**PROMPT:**
Extract, from the records beneath this instruction, each line that contains the word "screenshot".

**DATA SUPPLIED:**
## Start
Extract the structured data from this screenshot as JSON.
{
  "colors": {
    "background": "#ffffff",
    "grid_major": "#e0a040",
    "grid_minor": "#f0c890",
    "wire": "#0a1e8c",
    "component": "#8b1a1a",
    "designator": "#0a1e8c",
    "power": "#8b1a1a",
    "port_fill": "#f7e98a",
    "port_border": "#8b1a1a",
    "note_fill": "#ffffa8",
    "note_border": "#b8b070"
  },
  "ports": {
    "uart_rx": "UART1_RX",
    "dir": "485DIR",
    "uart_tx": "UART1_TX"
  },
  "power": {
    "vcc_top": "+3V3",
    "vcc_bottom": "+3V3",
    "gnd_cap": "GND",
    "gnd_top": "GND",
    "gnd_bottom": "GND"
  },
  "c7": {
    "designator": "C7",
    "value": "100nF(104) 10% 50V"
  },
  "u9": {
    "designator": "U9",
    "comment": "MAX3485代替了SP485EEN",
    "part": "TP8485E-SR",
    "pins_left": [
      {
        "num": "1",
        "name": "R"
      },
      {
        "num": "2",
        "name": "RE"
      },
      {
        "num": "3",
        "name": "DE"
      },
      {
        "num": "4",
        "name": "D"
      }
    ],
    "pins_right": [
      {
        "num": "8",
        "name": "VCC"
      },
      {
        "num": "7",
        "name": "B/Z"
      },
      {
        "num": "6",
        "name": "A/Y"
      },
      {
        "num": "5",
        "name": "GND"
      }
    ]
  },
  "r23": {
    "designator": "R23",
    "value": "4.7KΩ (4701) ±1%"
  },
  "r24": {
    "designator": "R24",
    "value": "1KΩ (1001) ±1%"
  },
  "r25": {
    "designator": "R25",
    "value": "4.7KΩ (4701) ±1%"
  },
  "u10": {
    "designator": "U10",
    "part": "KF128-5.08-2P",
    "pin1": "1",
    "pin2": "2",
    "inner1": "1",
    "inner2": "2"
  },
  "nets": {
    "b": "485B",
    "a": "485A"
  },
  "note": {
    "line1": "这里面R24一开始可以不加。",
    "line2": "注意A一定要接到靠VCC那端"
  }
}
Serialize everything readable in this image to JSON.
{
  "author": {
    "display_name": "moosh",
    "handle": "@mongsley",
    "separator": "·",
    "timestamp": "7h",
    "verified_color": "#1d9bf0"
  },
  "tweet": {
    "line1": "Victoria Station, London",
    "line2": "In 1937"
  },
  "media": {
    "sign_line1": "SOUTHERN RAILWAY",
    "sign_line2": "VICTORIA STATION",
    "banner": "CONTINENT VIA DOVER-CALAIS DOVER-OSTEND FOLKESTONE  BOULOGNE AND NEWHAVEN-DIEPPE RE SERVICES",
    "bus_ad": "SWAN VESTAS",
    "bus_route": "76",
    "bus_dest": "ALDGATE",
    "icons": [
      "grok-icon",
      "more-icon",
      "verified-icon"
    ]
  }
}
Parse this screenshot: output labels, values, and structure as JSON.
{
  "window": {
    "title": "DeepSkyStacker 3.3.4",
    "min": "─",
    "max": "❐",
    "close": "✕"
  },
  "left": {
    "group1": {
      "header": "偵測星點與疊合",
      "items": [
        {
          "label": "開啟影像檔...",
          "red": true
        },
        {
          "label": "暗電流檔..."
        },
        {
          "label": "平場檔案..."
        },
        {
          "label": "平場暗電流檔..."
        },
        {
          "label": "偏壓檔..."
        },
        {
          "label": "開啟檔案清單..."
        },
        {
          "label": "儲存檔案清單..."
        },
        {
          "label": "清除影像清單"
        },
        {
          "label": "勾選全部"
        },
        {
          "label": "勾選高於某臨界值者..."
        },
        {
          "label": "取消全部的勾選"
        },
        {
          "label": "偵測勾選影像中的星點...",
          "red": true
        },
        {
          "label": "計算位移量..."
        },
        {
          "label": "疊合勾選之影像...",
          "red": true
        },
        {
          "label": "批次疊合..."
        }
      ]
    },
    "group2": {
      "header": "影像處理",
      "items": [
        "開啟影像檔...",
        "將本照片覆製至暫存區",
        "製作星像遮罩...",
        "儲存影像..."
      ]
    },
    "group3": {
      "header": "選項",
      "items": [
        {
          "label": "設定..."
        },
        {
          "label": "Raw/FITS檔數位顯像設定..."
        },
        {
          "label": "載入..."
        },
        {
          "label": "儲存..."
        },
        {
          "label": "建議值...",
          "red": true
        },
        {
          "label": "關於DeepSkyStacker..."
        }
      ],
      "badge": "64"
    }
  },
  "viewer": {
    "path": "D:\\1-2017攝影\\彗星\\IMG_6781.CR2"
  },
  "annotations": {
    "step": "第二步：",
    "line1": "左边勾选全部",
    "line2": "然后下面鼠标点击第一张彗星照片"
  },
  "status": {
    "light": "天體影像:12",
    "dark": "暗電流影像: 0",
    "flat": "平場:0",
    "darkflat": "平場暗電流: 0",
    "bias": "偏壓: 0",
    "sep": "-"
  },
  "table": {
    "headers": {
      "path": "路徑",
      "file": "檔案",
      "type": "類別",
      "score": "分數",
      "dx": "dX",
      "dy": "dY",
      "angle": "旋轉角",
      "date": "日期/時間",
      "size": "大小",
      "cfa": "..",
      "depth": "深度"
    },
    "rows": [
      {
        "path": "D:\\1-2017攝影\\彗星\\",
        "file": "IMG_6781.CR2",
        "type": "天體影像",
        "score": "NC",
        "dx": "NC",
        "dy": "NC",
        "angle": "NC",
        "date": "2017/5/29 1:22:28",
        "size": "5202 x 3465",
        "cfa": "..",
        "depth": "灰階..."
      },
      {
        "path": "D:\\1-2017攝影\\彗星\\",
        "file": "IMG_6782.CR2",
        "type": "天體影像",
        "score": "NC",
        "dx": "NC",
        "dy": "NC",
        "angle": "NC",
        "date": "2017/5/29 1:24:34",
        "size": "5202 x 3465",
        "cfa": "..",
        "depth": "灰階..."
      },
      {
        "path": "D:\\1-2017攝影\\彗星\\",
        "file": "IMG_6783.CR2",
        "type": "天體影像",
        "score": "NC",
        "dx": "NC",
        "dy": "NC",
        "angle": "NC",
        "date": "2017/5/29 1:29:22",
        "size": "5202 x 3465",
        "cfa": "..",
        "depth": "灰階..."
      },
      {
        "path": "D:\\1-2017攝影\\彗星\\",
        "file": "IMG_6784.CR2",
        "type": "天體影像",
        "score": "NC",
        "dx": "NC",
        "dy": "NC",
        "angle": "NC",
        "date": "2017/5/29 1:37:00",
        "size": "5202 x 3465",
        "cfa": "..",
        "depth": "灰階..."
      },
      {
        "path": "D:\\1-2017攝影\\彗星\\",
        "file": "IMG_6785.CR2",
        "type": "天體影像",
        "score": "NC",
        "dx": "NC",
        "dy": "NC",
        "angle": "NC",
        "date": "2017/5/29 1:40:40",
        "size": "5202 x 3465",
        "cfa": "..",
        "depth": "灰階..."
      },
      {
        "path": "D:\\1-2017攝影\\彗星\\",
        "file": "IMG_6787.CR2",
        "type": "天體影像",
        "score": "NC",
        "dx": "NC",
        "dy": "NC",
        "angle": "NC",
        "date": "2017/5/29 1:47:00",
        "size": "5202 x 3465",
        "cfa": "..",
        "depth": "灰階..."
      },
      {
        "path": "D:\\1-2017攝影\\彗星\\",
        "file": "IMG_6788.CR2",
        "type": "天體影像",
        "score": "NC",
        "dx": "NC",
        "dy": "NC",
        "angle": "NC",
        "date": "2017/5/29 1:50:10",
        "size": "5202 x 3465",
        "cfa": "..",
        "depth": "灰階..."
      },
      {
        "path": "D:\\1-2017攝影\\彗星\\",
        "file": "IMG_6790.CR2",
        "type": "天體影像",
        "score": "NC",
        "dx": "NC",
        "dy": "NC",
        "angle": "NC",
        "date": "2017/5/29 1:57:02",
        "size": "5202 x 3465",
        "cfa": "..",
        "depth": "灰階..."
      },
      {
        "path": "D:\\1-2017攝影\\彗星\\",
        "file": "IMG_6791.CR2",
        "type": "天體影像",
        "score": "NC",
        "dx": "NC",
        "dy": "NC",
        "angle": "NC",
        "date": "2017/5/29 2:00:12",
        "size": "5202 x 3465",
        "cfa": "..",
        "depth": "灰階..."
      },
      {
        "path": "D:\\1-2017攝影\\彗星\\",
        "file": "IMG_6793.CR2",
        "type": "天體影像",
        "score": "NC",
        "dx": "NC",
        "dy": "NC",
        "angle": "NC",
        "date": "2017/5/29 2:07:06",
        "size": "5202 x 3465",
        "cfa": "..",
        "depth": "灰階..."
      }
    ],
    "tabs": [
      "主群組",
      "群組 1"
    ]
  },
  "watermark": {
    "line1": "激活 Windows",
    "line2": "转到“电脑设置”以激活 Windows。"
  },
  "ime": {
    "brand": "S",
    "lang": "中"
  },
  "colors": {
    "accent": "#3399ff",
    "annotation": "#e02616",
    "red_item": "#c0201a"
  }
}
## End
**REPLY TO THE EXERCISE:**
Extract the structured data from this screenshot as JSON.
Parse this screenshot: output labels, values, and structure as JSON.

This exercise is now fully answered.